**Task requirements**
Transcribe all the entries word for word, but omit the images.

**Data to use**
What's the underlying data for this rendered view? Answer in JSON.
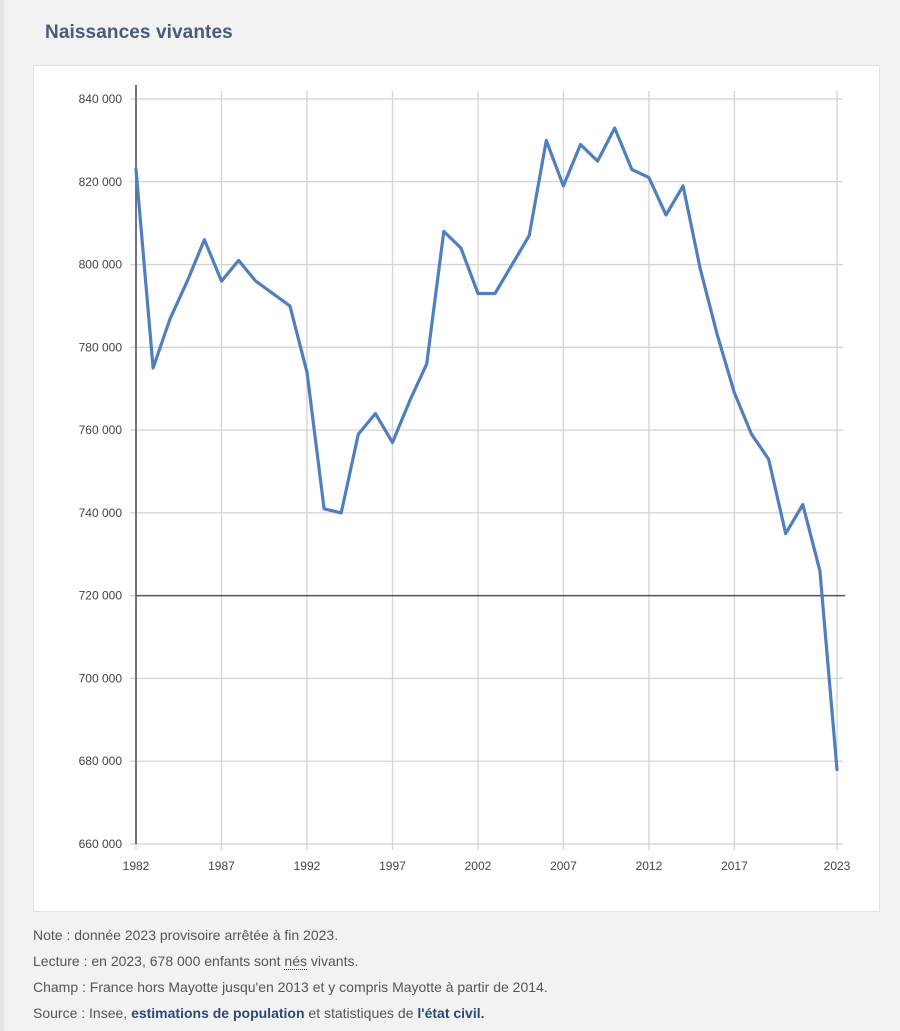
{
  "header": {
    "title": "Naissances vivantes"
  },
  "chart_data": {
    "type": "line",
    "title": "Naissances vivantes",
    "xlabel": "",
    "ylabel": "",
    "x": [
      1982,
      1983,
      1984,
      1985,
      1986,
      1987,
      1988,
      1989,
      1990,
      1991,
      1992,
      1993,
      1994,
      1995,
      1996,
      1997,
      1998,
      1999,
      2000,
      2001,
      2002,
      2003,
      2004,
      2005,
      2006,
      2007,
      2008,
      2009,
      2010,
      2011,
      2012,
      2013,
      2014,
      2015,
      2016,
      2017,
      2018,
      2019,
      2020,
      2021,
      2022,
      2023
    ],
    "series": [
      {
        "name": "Naissances vivantes",
        "color": "#4f7fbf",
        "values": [
          823000,
          775000,
          787000,
          796000,
          806000,
          796000,
          801000,
          796000,
          793000,
          790000,
          774000,
          741000,
          740000,
          759000,
          764000,
          757000,
          767000,
          776000,
          808000,
          804000,
          793000,
          793000,
          800000,
          807000,
          830000,
          819000,
          829000,
          825000,
          833000,
          823000,
          821000,
          812000,
          819000,
          799000,
          783000,
          769000,
          759000,
          753000,
          735000,
          742000,
          726000,
          678000
        ]
      }
    ],
    "xlim": [
      1982,
      2023
    ],
    "ylim": [
      660000,
      840000
    ],
    "x_ticks": [
      1982,
      1987,
      1992,
      1997,
      2002,
      2007,
      2012,
      2017,
      2023
    ],
    "x_tick_labels": [
      "1982",
      "1987",
      "1992",
      "1997",
      "2002",
      "2007",
      "2012",
      "2017",
      "2023"
    ],
    "y_ticks": [
      660000,
      680000,
      700000,
      720000,
      740000,
      760000,
      780000,
      800000,
      820000,
      840000
    ],
    "y_tick_labels": [
      "660 000",
      "680 000",
      "700 000",
      "720 000",
      "740 000",
      "760 000",
      "780 000",
      "800 000",
      "820 000",
      "840 000"
    ],
    "reference_line": 720000,
    "grid": true,
    "legend": "none"
  },
  "notes": {
    "note": "Note : donnée 2023 provisoire arrêtée à fin 2023.",
    "lecture_prefix": "Lecture : en 2023, 678 000 enfants sont ",
    "lecture_link": "nés",
    "lecture_suffix": " vivants.",
    "champ": "Champ : France hors Mayotte jusqu'en 2013 et y compris Mayotte à partir de 2014.",
    "source_prefix": "Source : Insee, ",
    "source_link1": "estimations de population",
    "source_middle": " et statistiques de ",
    "source_link2": "l'état civil."
  },
  "colors": {
    "line": "#4f7fbf",
    "axis": "#4a5370",
    "grid": "#d4d4d4",
    "title": "#4a5a78"
  }
}
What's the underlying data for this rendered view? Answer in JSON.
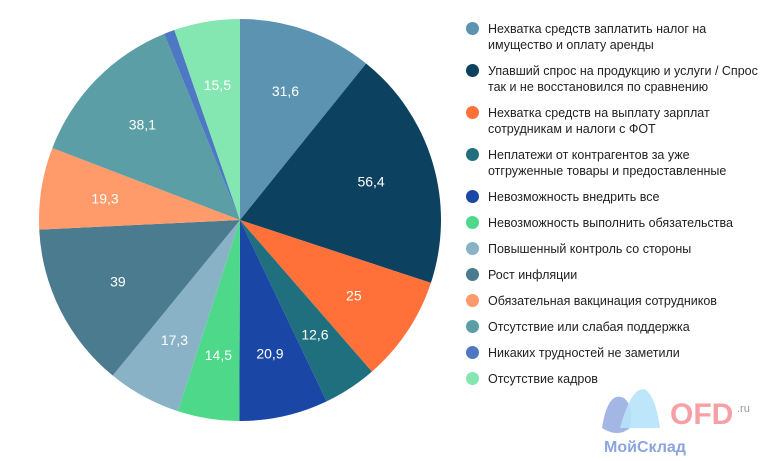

**Solution for this exercise**
What's the underlying data for this rendered view? Answer in JSON.
{
  "header": {
    "title": "Naissances vivantes"
  },
  "chart_data": {
    "type": "line",
    "title": "Naissances vivantes",
    "xlabel": "",
    "ylabel": "",
    "x": [
      1982,
      1983,
      1984,
      1985,
      1986,
      1987,
      1988,
      1989,
      1990,
      1991,
      1992,
      1993,
      1994,
      1995,
      1996,
      1997,
      1998,
      1999,
      2000,
      2001,
      2002,
      2003,
      2004,
      2005,
      2006,
      2007,
      2008,
      2009,
      2010,
      2011,
      2012,
      2013,
      2014,
      2015,
      2016,
      2017,
      2018,
      2019,
      2020,
      2021,
      2022,
      2023
    ],
    "series": [
      {
        "name": "Naissances vivantes",
        "color": "#4f7fbf",
        "values": [
          823000,
          775000,
          787000,
          796000,
          806000,
          796000,
          801000,
          796000,
          793000,
          790000,
          774000,
          741000,
          740000,
          759000,
          764000,
          757000,
          767000,
          776000,
          808000,
          804000,
          793000,
          793000,
          800000,
          807000,
          830000,
          819000,
          829000,
          825000,
          833000,
          823000,
          821000,
          812000,
          819000,
          799000,
          783000,
          769000,
          759000,
          753000,
          735000,
          742000,
          726000,
          678000
        ]
      }
    ],
    "xlim": [
      1982,
      2023
    ],
    "ylim": [
      660000,
      840000
    ],
    "x_ticks": [
      1982,
      1987,
      1992,
      1997,
      2002,
      2007,
      2012,
      2017,
      2023
    ],
    "x_tick_labels": [
      "1982",
      "1987",
      "1992",
      "1997",
      "2002",
      "2007",
      "2012",
      "2017",
      "2023"
    ],
    "y_ticks": [
      660000,
      680000,
      700000,
      720000,
      740000,
      760000,
      780000,
      800000,
      820000,
      840000
    ],
    "y_tick_labels": [
      "660 000",
      "680 000",
      "700 000",
      "720 000",
      "740 000",
      "760 000",
      "780 000",
      "800 000",
      "820 000",
      "840 000"
    ],
    "reference_line": 720000,
    "grid": true,
    "legend": "none"
  },
  "notes": {
    "note": "Note : donnée 2023 provisoire arrêtée à fin 2023.",
    "lecture_prefix": "Lecture : en 2023, 678 000 enfants sont ",
    "lecture_link": "nés",
    "lecture_suffix": " vivants.",
    "champ": "Champ : France hors Mayotte jusqu'en 2013 et y compris Mayotte à partir de 2014.",
    "source_prefix": "Source : Insee, ",
    "source_link1": "estimations de population",
    "source_middle": " et statistiques de ",
    "source_link2": "l'état civil."
  },
  "colors": {
    "line": "#4f7fbf",
    "axis": "#4a5370",
    "grid": "#d4d4d4",
    "title": "#4a5a78"
  }
}
What's the underlying data for this rendered view? Answer in JSON.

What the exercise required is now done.